Task statement: Extract the listing below in full, unchanged.

Material supplied:
»»

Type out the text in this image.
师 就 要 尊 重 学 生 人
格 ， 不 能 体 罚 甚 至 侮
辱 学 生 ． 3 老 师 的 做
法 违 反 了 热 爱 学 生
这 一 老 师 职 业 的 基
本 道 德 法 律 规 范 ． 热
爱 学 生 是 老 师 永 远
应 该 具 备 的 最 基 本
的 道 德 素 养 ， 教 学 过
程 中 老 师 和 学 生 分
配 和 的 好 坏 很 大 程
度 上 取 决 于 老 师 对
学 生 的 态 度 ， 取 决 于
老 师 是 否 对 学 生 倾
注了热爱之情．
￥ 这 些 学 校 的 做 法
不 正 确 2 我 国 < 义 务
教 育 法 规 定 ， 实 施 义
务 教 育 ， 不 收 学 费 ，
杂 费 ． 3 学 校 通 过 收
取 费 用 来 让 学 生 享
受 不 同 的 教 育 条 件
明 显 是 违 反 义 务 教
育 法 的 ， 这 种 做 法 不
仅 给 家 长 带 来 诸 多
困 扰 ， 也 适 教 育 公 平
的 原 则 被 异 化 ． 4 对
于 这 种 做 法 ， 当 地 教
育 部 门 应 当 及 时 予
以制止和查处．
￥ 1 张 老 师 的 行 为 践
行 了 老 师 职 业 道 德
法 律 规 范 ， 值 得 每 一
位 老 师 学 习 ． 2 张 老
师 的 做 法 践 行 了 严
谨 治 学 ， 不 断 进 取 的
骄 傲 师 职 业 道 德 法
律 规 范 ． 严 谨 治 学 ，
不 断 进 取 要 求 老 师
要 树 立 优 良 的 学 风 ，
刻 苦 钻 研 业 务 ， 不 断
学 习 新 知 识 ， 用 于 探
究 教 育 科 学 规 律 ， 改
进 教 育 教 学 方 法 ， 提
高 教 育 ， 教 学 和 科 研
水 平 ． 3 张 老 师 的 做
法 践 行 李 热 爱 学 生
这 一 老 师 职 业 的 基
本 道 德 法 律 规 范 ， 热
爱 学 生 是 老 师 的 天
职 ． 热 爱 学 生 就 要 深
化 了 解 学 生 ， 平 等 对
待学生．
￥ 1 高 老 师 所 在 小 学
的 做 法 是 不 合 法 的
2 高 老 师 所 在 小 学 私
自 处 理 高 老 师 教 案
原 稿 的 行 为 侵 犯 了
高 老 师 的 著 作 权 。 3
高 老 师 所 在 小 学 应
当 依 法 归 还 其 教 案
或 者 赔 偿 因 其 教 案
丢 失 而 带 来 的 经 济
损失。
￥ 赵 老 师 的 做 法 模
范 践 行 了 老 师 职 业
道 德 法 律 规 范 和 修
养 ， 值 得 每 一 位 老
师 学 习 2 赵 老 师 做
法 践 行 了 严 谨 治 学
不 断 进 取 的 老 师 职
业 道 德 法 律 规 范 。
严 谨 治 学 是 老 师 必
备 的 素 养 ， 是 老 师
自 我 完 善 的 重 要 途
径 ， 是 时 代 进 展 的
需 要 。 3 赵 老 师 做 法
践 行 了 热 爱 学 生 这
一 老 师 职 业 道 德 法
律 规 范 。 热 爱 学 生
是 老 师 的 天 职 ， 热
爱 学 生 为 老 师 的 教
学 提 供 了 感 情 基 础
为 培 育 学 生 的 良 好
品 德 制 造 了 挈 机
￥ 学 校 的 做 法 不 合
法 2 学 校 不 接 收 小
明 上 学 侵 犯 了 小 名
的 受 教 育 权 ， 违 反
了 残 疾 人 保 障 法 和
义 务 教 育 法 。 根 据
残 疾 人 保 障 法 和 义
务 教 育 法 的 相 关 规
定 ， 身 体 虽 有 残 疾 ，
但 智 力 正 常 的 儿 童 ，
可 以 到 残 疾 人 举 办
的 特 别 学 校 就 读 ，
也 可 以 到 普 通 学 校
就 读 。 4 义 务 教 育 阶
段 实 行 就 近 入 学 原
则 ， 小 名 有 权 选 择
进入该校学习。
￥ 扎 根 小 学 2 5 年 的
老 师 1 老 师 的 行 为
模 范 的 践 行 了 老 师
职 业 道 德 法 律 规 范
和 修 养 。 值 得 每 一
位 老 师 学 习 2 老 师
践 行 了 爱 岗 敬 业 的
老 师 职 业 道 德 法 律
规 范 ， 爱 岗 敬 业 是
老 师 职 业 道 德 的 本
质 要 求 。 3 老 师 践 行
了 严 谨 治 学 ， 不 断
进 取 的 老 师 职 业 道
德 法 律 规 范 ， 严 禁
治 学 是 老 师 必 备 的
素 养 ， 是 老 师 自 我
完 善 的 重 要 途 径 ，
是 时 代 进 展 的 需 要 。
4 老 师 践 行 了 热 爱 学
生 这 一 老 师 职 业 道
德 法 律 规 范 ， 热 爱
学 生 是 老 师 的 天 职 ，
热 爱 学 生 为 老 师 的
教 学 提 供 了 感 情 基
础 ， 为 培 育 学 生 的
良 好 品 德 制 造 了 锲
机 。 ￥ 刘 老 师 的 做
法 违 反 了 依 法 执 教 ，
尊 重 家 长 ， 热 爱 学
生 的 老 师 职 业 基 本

««

Answer to the exercise:
Type out the text in this image.
师 就 要 尊 重 学 生 人
格 ， 不 能 体 罚 甚 至 侮
辱 学 生 ． 3 老 师 的 做
法 违 反 了 热 爱 学 生
这 一 老 师 职 业 的 基
本 道 德 法 律 规 范 ． 热
爱 学 生 是 老 师 永 远
应 该 具 备 的 最 基 本
的 道 德 素 养 ， 教 学 过
程 中 老 师 和 学 生 分
配 和 的 好 坏 很 大 程
度 上 取 决 于 老 师 对
学 生 的 态 度 ， 取 决 于
老 师 是 否 对 学 生 倾
注了热爱之情．
￥ 这 些 学 校 的 做 法
不 正 确 2 我 国 < 义 务
教 育 法 规 定 ， 实 施 义
务 教 育 ， 不 收 学 费 ，
杂 费 ． 3 学 校 通 过 收
取 费 用 来 让 学 生 享
受 不 同 的 教 育 条 件
明 显 是 违 反 义 务 教
育 法 的 ， 这 种 做 法 不
仅 给 家 长 带 来 诸 多
困 扰 ， 也 适 教 育 公 平
的 原 则 被 异 化 ． 4 对
于 这 种 做 法 ， 当 地 教
育 部 门 应 当 及 时 予
以制止和查处．
￥ 1 张 老 师 的 行 为 践
行 了 老 师 职 业 道 德
法 律 规 范 ， 值 得 每 一
位 老 师 学 习 ． 2 张 老
师 的 做 法 践 行 了 严
谨 治 学 ， 不 断 进 取 的
骄 傲 师 职 业 道 德 法
律 规 范 ． 严 谨 治 学 ，
不 断 进 取 要 求 老 师
要 树 立 优 良 的 学 风 ，
刻 苦 钻 研 业 务 ， 不 断
学 习 新 知 识 ， 用 于 探
究 教 育 科 学 规 律 ， 改
进 教 育 教 学 方 法 ， 提
高 教 育 ， 教 学 和 科 研
水 平 ． 3 张 老 师 的 做
法 践 行 李 热 爱 学 生
这 一 老 师 职 业 的 基
本 道 德 法 律 规 范 ， 热
爱 学 生 是 老 师 的 天
职 ． 热 爱 学 生 就 要 深
化 了 解 学 生 ， 平 等 对
待学生．
￥ 1 高 老 师 所 在 小 学
的 做 法 是 不 合 法 的
2 高 老 师 所 在 小 学 私
自 处 理 高 老 师 教 案
原 稿 的 行 为 侵 犯 了
高 老 师 的 著 作 权 。 3
高 老 师 所 在 小 学 应
当 依 法 归 还 其 教 案
或 者 赔 偿 因 其 教 案
丢 失 而 带 来 的 经 济
损失。
￥ 赵 老 师 的 做 法 模
范 践 行 了 老 师 职 业
道 德 法 律 规 范 和 修
养 ， 值 得 每 一 位 老
师 学 习 2 赵 老 师 做
法 践 行 了 严 谨 治 学
不 断 进 取 的 老 师 职
业 道 德 法 律 规 范 。
严 谨 治 学 是 老 师 必
备 的 素 养 ， 是 老 师
自 我 完 善 的 重 要 途
径 ， 是 时 代 进 展 的
需 要 。 3 赵 老 师 做 法
践 行 了 热 爱 学 生 这
一 老 师 职 业 道 德 法
律 规 范 。 热 爱 学 生
是 老 师 的 天 职 ， 热
爱 学 生 为 老 师 的 教
学 提 供 了 感 情 基 础
为 培 育 学 生 的 良 好
品 德 制 造 了 挈 机
￥ 学 校 的 做 法 不 合
法 2 学 校 不 接 收 小
明 上 学 侵 犯 了 小 名
的 受 教 育 权 ， 违 反
了 残 疾 人 保 障 法 和
义 务 教 育 法 。 根 据
残 疾 人 保 障 法 和 义
务 教 育 法 的 相 关 规
定 ， 身 体 虽 有 残 疾 ，
但 智 力 正 常 的 儿 童 ，
可 以 到 残 疾 人 举 办
的 特 别 学 校 就 读 ，
也 可 以 到 普 通 学 校
就 读 。 4 义 务 教 育 阶
段 实 行 就 近 入 学 原
则 ， 小 名 有 权 选 择
进入该校学习。
￥ 扎 根 小 学 2 5 年 的
老 师 1 老 师 的 行 为
模 范 的 践 行 了 老 师
职 业 道 德 法 律 规 范
和 修 养 。 值 得 每 一
位 老 师 学 习 2 老 师
践 行 了 爱 岗 敬 业 的
老 师 职 业 道 德 法 律
规 范 ， 爱 岗 敬 业 是
老 师 职 业 道 德 的 本
质 要 求 。 3 老 师 践 行
了 严 谨 治 学 ， 不 断
进 取 的 老 师 职 业 道
德 法 律 规 范 ， 严 禁
治 学 是 老 师 必 备 的
素 养 ， 是 老 师 自 我
完 善 的 重 要 途 径 ，
是 时 代 进 展 的 需 要 。
4 老 师 践 行 了 热 爱 学
生 这 一 老 师 职 业 道
德 法 律 规 范 ， 热 爱
学 生 是 老 师 的 天 职 ，
热 爱 学 生 为 老 师 的
教 学 提 供 了 感 情 基
础 ， 为 培 育 学 生 的
良 好 品 德 制 造 了 锲
机 。 ￥ 刘 老 师 的 做
法 违 反 了 依 法 执 教 ，
尊 重 家 长 ， 热 爱 学
生 的 老 师 职 业 基 本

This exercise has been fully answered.